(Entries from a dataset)
_____
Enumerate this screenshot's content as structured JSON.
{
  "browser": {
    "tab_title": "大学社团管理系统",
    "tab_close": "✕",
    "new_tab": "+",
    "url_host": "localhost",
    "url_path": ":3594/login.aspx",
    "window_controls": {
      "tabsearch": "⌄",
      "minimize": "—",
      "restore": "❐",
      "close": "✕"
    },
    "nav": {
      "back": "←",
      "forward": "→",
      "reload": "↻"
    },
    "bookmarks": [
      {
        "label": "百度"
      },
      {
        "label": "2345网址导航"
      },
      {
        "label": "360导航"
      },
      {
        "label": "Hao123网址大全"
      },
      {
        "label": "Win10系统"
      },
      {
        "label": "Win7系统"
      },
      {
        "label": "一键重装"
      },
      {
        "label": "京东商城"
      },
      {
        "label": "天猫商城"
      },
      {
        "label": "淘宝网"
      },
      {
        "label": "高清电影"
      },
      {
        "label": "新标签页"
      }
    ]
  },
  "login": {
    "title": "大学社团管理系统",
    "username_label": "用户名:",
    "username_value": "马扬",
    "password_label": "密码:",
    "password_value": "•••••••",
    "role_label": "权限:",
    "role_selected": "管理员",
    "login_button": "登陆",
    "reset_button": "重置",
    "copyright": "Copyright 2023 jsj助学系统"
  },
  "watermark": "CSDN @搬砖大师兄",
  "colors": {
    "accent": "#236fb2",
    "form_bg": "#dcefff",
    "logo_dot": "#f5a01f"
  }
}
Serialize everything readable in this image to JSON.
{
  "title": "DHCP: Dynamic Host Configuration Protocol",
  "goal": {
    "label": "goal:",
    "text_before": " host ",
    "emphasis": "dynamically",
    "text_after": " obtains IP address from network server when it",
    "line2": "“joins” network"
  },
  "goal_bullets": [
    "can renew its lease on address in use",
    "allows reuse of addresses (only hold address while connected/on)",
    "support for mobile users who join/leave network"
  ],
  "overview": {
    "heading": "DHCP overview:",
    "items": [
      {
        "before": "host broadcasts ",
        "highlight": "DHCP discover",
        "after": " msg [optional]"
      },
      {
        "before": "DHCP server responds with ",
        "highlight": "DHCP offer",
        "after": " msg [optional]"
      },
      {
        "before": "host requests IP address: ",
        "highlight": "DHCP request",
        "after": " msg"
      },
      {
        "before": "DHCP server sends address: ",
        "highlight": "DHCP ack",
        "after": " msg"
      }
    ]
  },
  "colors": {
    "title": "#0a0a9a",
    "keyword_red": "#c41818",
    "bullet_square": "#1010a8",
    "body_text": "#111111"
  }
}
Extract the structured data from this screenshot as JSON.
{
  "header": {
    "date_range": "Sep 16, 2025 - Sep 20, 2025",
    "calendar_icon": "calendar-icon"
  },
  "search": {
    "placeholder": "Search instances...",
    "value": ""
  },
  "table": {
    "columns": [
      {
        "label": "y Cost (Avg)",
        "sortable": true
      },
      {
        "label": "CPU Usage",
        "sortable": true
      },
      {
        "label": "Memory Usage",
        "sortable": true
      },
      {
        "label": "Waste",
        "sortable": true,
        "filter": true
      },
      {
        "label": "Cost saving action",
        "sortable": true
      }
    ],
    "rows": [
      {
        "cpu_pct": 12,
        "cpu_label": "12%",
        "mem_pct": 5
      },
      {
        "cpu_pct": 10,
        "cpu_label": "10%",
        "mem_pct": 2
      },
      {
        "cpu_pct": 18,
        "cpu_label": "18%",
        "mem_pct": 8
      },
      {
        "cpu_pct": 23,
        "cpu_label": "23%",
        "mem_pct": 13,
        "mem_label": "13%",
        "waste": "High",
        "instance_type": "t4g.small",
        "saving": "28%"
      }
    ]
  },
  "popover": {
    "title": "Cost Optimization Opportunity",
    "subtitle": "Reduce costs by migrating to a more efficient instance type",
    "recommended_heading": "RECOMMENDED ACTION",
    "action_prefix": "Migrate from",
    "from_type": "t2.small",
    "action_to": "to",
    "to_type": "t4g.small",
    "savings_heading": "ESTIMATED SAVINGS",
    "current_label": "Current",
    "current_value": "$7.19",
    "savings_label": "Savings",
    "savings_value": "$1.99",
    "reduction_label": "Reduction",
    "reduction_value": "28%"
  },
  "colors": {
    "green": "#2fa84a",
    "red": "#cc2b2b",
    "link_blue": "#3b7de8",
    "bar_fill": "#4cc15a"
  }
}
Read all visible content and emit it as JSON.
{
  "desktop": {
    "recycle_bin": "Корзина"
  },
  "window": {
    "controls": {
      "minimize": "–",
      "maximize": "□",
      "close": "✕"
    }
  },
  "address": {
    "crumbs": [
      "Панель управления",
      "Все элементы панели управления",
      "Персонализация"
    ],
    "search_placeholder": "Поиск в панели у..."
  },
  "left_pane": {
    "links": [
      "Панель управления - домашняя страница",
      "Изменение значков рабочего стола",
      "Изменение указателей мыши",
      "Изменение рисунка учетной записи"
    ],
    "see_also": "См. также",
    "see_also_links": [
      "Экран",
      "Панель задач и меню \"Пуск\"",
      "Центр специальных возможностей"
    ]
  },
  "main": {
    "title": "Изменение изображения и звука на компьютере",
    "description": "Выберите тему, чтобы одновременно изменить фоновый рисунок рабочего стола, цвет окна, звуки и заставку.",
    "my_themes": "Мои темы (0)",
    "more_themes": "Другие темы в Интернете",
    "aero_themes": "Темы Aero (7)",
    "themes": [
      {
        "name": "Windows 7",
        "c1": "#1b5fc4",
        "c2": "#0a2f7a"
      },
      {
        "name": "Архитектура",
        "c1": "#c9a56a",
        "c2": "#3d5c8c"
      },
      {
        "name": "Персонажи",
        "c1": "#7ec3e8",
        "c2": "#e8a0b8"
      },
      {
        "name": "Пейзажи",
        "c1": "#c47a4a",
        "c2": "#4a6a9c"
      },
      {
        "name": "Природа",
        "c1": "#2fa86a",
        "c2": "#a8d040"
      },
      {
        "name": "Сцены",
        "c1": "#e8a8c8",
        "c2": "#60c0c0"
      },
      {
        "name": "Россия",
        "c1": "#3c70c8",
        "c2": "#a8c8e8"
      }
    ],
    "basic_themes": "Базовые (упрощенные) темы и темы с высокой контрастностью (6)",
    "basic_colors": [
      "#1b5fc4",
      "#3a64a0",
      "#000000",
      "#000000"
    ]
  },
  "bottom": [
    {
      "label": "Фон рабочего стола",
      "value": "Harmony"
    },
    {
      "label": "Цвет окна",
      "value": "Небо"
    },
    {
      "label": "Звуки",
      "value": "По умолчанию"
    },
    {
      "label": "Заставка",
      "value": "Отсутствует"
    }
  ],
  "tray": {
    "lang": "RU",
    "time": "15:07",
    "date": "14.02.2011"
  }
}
_____
WHAT THE TASK REQUIRES → Would you reproduce all the entries exactly?

RESULT FOR THIS TASK →
Enumerate this screenshot's content as structured JSON.
{
  "browser": {
    "tab_title": "大学社团管理系统",
    "tab_close": "✕",
    "new_tab": "+",
    "url_host": "localhost",
    "url_path": ":3594/login.aspx",
    "window_controls": {
      "tabsearch": "⌄",
      "minimize": "—",
      "restore": "❐",
      "close": "✕"
    },
    "nav": {
      "back": "←",
      "forward": "→",
      "reload": "↻"
    },
    "bookmarks": [
      {
        "label": "百度"
      },
      {
        "label": "2345网址导航"
      },
      {
        "label": "360导航"
      },
      {
        "label": "Hao123网址大全"
      },
      {
        "label": "Win10系统"
      },
      {
        "label": "Win7系统"
      },
      {
        "label": "一键重装"
      },
      {
        "label": "京东商城"
      },
      {
        "label": "天猫商城"
      },
      {
        "label": "淘宝网"
      },
      {
        "label": "高清电影"
      },
      {
        "label": "新标签页"
      }
    ]
  },
  "login": {
    "title": "大学社团管理系统",
    "username_label": "用户名:",
    "username_value": "马扬",
    "password_label": "密码:",
    "password_value": "•••••••",
    "role_label": "权限:",
    "role_selected": "管理员",
    "login_button": "登陆",
    "reset_button": "重置",
    "copyright": "Copyright 2023 jsj助学系统"
  },
  "watermark": "CSDN @搬砖大师兄",
  "colors": {
    "accent": "#236fb2",
    "form_bg": "#dcefff",
    "logo_dot": "#f5a01f"
  }
}
Serialize everything readable in this image to JSON.
{
  "title": "DHCP: Dynamic Host Configuration Protocol",
  "goal": {
    "label": "goal:",
    "text_before": " host ",
    "emphasis": "dynamically",
    "text_after": " obtains IP address from network server when it",
    "line2": "“joins” network"
  },
  "goal_bullets": [
    "can renew its lease on address in use",
    "allows reuse of addresses (only hold address while connected/on)",
    "support for mobile users who join/leave network"
  ],
  "overview": {
    "heading": "DHCP overview:",
    "items": [
      {
        "before": "host broadcasts ",
        "highlight": "DHCP discover",
        "after": " msg [optional]"
      },
      {
        "before": "DHCP server responds with ",
        "highlight": "DHCP offer",
        "after": " msg [optional]"
      },
      {
        "before": "host requests IP address: ",
        "highlight": "DHCP request",
        "after": " msg"
      },
      {
        "before": "DHCP server sends address: ",
        "highlight": "DHCP ack",
        "after": " msg"
      }
    ]
  },
  "colors": {
    "title": "#0a0a9a",
    "keyword_red": "#c41818",
    "bullet_square": "#1010a8",
    "body_text": "#111111"
  }
}
Extract the structured data from this screenshot as JSON.
{
  "header": {
    "date_range": "Sep 16, 2025 - Sep 20, 2025",
    "calendar_icon": "calendar-icon"
  },
  "search": {
    "placeholder": "Search instances...",
    "value": ""
  },
  "table": {
    "columns": [
      {
        "label": "y Cost (Avg)",
        "sortable": true
      },
      {
        "label": "CPU Usage",
        "sortable": true
      },
      {
        "label": "Memory Usage",
        "sortable": true
      },
      {
        "label": "Waste",
        "sortable": true,
        "filter": true
      },
      {
        "label": "Cost saving action",
        "sortable": true
      }
    ],
    "rows": [
      {
        "cpu_pct": 12,
        "cpu_label": "12%",
        "mem_pct": 5
      },
      {
        "cpu_pct": 10,
        "cpu_label": "10%",
        "mem_pct": 2
      },
      {
        "cpu_pct": 18,
        "cpu_label": "18%",
        "mem_pct": 8
      },
      {
        "cpu_pct": 23,
        "cpu_label": "23%",
        "mem_pct": 13,
        "mem_label": "13%",
        "waste": "High",
        "instance_type": "t4g.small",
        "saving": "28%"
      }
    ]
  },
  "popover": {
    "title": "Cost Optimization Opportunity",
    "subtitle": "Reduce costs by migrating to a more efficient instance type",
    "recommended_heading": "RECOMMENDED ACTION",
    "action_prefix": "Migrate from",
    "from_type": "t2.small",
    "action_to": "to",
    "to_type": "t4g.small",
    "savings_heading": "ESTIMATED SAVINGS",
    "current_label": "Current",
    "current_value": "$7.19",
    "savings_label": "Savings",
    "savings_value": "$1.99",
    "reduction_label": "Reduction",
    "reduction_value": "28%"
  },
  "colors": {
    "green": "#2fa84a",
    "red": "#cc2b2b",
    "link_blue": "#3b7de8",
    "bar_fill": "#4cc15a"
  }
}
Read all visible content and emit it as JSON.
{
  "desktop": {
    "recycle_bin": "Корзина"
  },
  "window": {
    "controls": {
      "minimize": "–",
      "maximize": "□",
      "close": "✕"
    }
  },
  "address": {
    "crumbs": [
      "Панель управления",
      "Все элементы панели управления",
      "Персонализация"
    ],
    "search_placeholder": "Поиск в панели у..."
  },
  "left_pane": {
    "links": [
      "Панель управления - домашняя страница",
      "Изменение значков рабочего стола",
      "Изменение указателей мыши",
      "Изменение рисунка учетной записи"
    ],
    "see_also": "См. также",
    "see_also_links": [
      "Экран",
      "Панель задач и меню \"Пуск\"",
      "Центр специальных возможностей"
    ]
  },
  "main": {
    "title": "Изменение изображения и звука на компьютере",
    "description": "Выберите тему, чтобы одновременно изменить фоновый рисунок рабочего стола, цвет окна, звуки и заставку.",
    "my_themes": "Мои темы (0)",
    "more_themes": "Другие темы в Интернете",
    "aero_themes": "Темы Aero (7)",
    "themes": [
      {
        "name": "Windows 7",
        "c1": "#1b5fc4",
        "c2": "#0a2f7a"
      },
      {
        "name": "Архитектура",
        "c1": "#c9a56a",
        "c2": "#3d5c8c"
      },
      {
        "name": "Персонажи",
        "c1": "#7ec3e8",
        "c2": "#e8a0b8"
      },
      {
        "name": "Пейзажи",
        "c1": "#c47a4a",
        "c2": "#4a6a9c"
      },
      {
        "name": "Природа",
        "c1": "#2fa86a",
        "c2": "#a8d040"
      },
      {
        "name": "Сцены",
        "c1": "#e8a8c8",
        "c2": "#60c0c0"
      },
      {
        "name": "Россия",
        "c1": "#3c70c8",
        "c2": "#a8c8e8"
      }
    ],
    "basic_themes": "Базовые (упрощенные) темы и темы с высокой контрастностью (6)",
    "basic_colors": [
      "#1b5fc4",
      "#3a64a0",
      "#000000",
      "#000000"
    ]
  },
  "bottom": [
    {
      "label": "Фон рабочего стола",
      "value": "Harmony"
    },
    {
      "label": "Цвет окна",
      "value": "Небо"
    },
    {
      "label": "Звуки",
      "value": "По умолчанию"
    },
    {
      "label": "Заставка",
      "value": "Отсутствует"
    }
  ],
  "tray": {
    "lang": "RU",
    "time": "15:07",
    "date": "14.02.2011"
  }
}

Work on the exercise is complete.